**DATA IN THIS EXERCISE:**
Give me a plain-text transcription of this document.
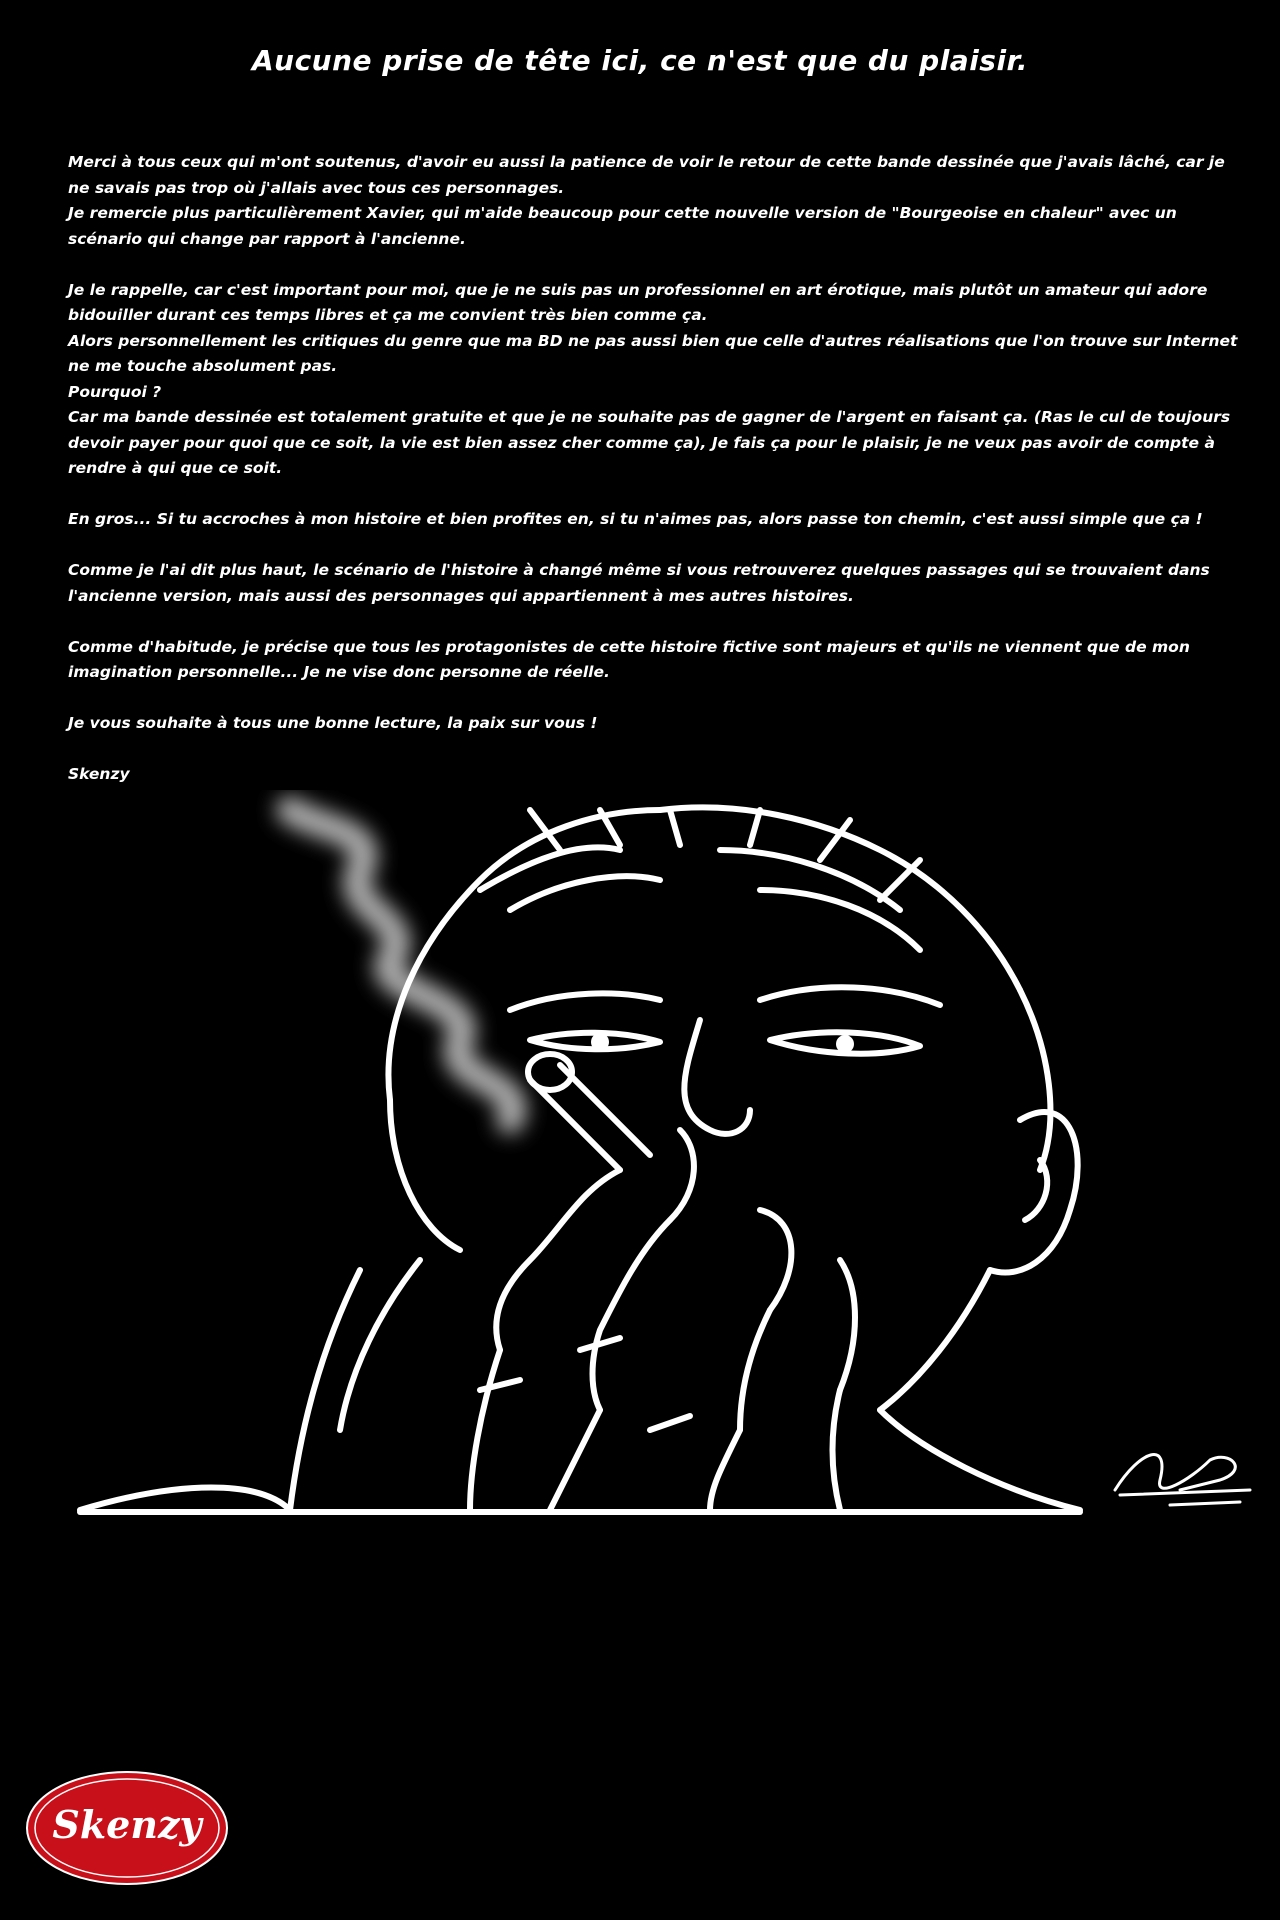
Aucune prise de tête ici, ce n'est que du plaisir.

Merci à tous ceux qui m'ont soutenus, d'avoir eu aussi la patience de voir le retour de cette bande dessinée que j'avais lâché, car je ne savais pas trop où j'allais avec tous ces personnages.

Je remercie plus particulièrement Xavier, qui m'aide beaucoup pour cette nouvelle version de "Bourgeoise en chaleur" avec un scénario qui change par rapport à l'ancienne.

Je le rappelle, car c'est important pour moi, que je ne suis pas un professionnel en art érotique, mais plutôt un amateur qui adore bidouiller durant ces temps libres et ça me convient très bien comme ça.

Alors personnellement les critiques du genre que ma BD ne pas aussi bien que celle d'autres réalisations que l'on trouve sur Internet ne me touche absolument pas.

Pourquoi ?

Car ma bande dessinée est totalement gratuite et que je ne souhaite pas de gagner de l'argent en faisant ça. (Ras le cul de toujours devoir payer pour quoi que ce soit, la vie est bien assez cher comme ça), Je fais ça pour le plaisir, je ne veux pas avoir de compte à rendre à qui que ce soit.

En gros... Si tu accroches à mon histoire et bien profites en, si tu n'aimes pas, alors passe ton chemin, c'est aussi simple que ça !

Comme je l'ai dit plus haut, le scénario de l'histoire à changé même si vous retrouverez quelques passages qui se trouvaient dans l'ancienne version, mais aussi des personnages qui appartiennent à mes autres histoires.

Comme d'habitude, je précise que tous les protagonistes de cette histoire fictive sont majeurs et qu'ils ne viennent que de mon imagination personnelle... Je ne vise donc personne de réelle.

Je vous souhaite à tous une bonne lecture, la paix sur vous !

Skenzy

Skenzy
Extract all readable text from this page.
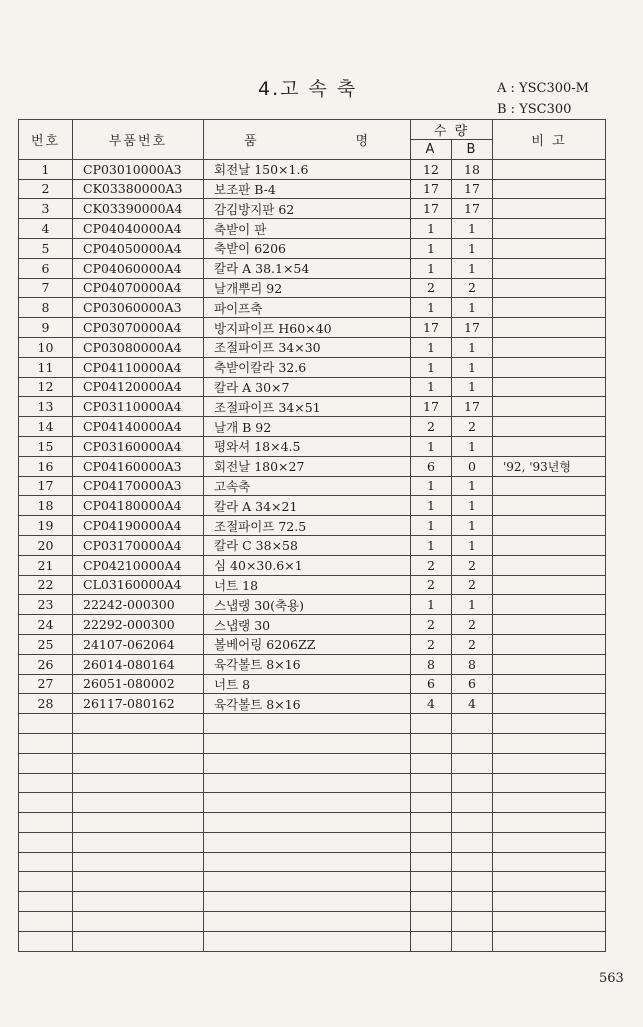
4.고 속 축	A : YSC300-M
B : YSC300
번호	부품번호	품 명	수 량		비 고
			A	B	
1	CP03010000A3	회전날 150×1.6	12	18	
2	CK03380000A3	보조판 B-4	17	17	
3	CK03390000A4	감김방지판 62	17	17	
4	CP04040000A4	축받이 판	1	1	
5	CP04050000A4	축받이 6206	1	1	
6	CP04060000A4	칼라 A 38.1×54	1	1	
7	CP04070000A4	날개뿌리 92	2	2	
8	CP03060000A3	파이프축	1	1	
9	CP03070000A4	방지파이프 H60×40	17	17	
10	CP03080000A4	조절파이프 34×30	1	1	
11	CP04110000A4	축받이칼라 32.6	1	1	
12	CP04120000A4	칼라 A 30×7	1	1	
13	CP03110000A4	조절파이프 34×51	17	17	
14	CP04140000A4	날개 B 92	2	2	
15	CP03160000A4	평와셔 18×4.5	1	1	
16	CP04160000A3	회전날 180×27	6	0	'92, '93년형
17	CP04170000A3	고속축	1	1	
18	CP04180000A4	칼라 A 34×21	1	1	
19	CP04190000A4	조절파이프 72.5	1	1	
20	CP03170000A4	칼라 C 38×58	1	1	
21	CP04210000A4	심 40×30.6×1	2	2	
22	CL03160000A4	너트 18	2	2	
23	22242-000300	스냅랭 30(축용)	1	1	
24	22292-000300	스냅랭 30	2	2	
25	24107-062064	볼베어링 6206ZZ	2	2	
26	26014-080164	육각볼트 8×16	8	8	
27	26051-080002	너트 8	6	6	
28	26117-080162	육각볼트 8×16	4	4	

563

**EXERCISE TASK:** Reproduce each record above by retyping it exactly; omit all images.

**RESPONSE TO THIS EXERCISE:**
Give me a plain-text transcription of this document.
Aucune prise de tête ici, ce n'est que du plaisir.

Merci à tous ceux qui m'ont soutenus, d'avoir eu aussi la patience de voir le retour de cette bande dessinée que j'avais lâché, car je ne savais pas trop où j'allais avec tous ces personnages.

Je remercie plus particulièrement Xavier, qui m'aide beaucoup pour cette nouvelle version de "Bourgeoise en chaleur" avec un scénario qui change par rapport à l'ancienne.

Je le rappelle, car c'est important pour moi, que je ne suis pas un professionnel en art érotique, mais plutôt un amateur qui adore bidouiller durant ces temps libres et ça me convient très bien comme ça.

Alors personnellement les critiques du genre que ma BD ne pas aussi bien que celle d'autres réalisations que l'on trouve sur Internet ne me touche absolument pas.

Pourquoi ?

Car ma bande dessinée est totalement gratuite et que je ne souhaite pas de gagner de l'argent en faisant ça. (Ras le cul de toujours devoir payer pour quoi que ce soit, la vie est bien assez cher comme ça), Je fais ça pour le plaisir, je ne veux pas avoir de compte à rendre à qui que ce soit.

En gros... Si tu accroches à mon histoire et bien profites en, si tu n'aimes pas, alors passe ton chemin, c'est aussi simple que ça !

Comme je l'ai dit plus haut, le scénario de l'histoire à changé même si vous retrouverez quelques passages qui se trouvaient dans l'ancienne version, mais aussi des personnages qui appartiennent à mes autres histoires.

Comme d'habitude, je précise que tous les protagonistes de cette histoire fictive sont majeurs et qu'ils ne viennent que de mon imagination personnelle... Je ne vise donc personne de réelle.

Je vous souhaite à tous une bonne lecture, la paix sur vous !

Skenzy

Skenzy
Extract all readable text from this page.
4.고 속 축	A : YSC300-M
B : YSC300
번호	부품번호	품 명	수 량		비 고
			A	B	
1	CP03010000A3	회전날 150×1.6	12	18	
2	CK03380000A3	보조판 B-4	17	17	
3	CK03390000A4	감김방지판 62	17	17	
4	CP04040000A4	축받이 판	1	1	
5	CP04050000A4	축받이 6206	1	1	
6	CP04060000A4	칼라 A 38.1×54	1	1	
7	CP04070000A4	날개뿌리 92	2	2	
8	CP03060000A3	파이프축	1	1	
9	CP03070000A4	방지파이프 H60×40	17	17	
10	CP03080000A4	조절파이프 34×30	1	1	
11	CP04110000A4	축받이칼라 32.6	1	1	
12	CP04120000A4	칼라 A 30×7	1	1	
13	CP03110000A4	조절파이프 34×51	17	17	
14	CP04140000A4	날개 B 92	2	2	
15	CP03160000A4	평와셔 18×4.5	1	1	
16	CP04160000A3	회전날 180×27	6	0	'92, '93년형
17	CP04170000A3	고속축	1	1	
18	CP04180000A4	칼라 A 34×21	1	1	
19	CP04190000A4	조절파이프 72.5	1	1	
20	CP03170000A4	칼라 C 38×58	1	1	
21	CP04210000A4	심 40×30.6×1	2	2	
22	CL03160000A4	너트 18	2	2	
23	22242-000300	스냅랭 30(축용)	1	1	
24	22292-000300	스냅랭 30	2	2	
25	24107-062064	볼베어링 6206ZZ	2	2	
26	26014-080164	육각볼트 8×16	8	8	
27	26051-080002	너트 8	6	6	
28	26117-080162	육각볼트 8×16	4	4	

563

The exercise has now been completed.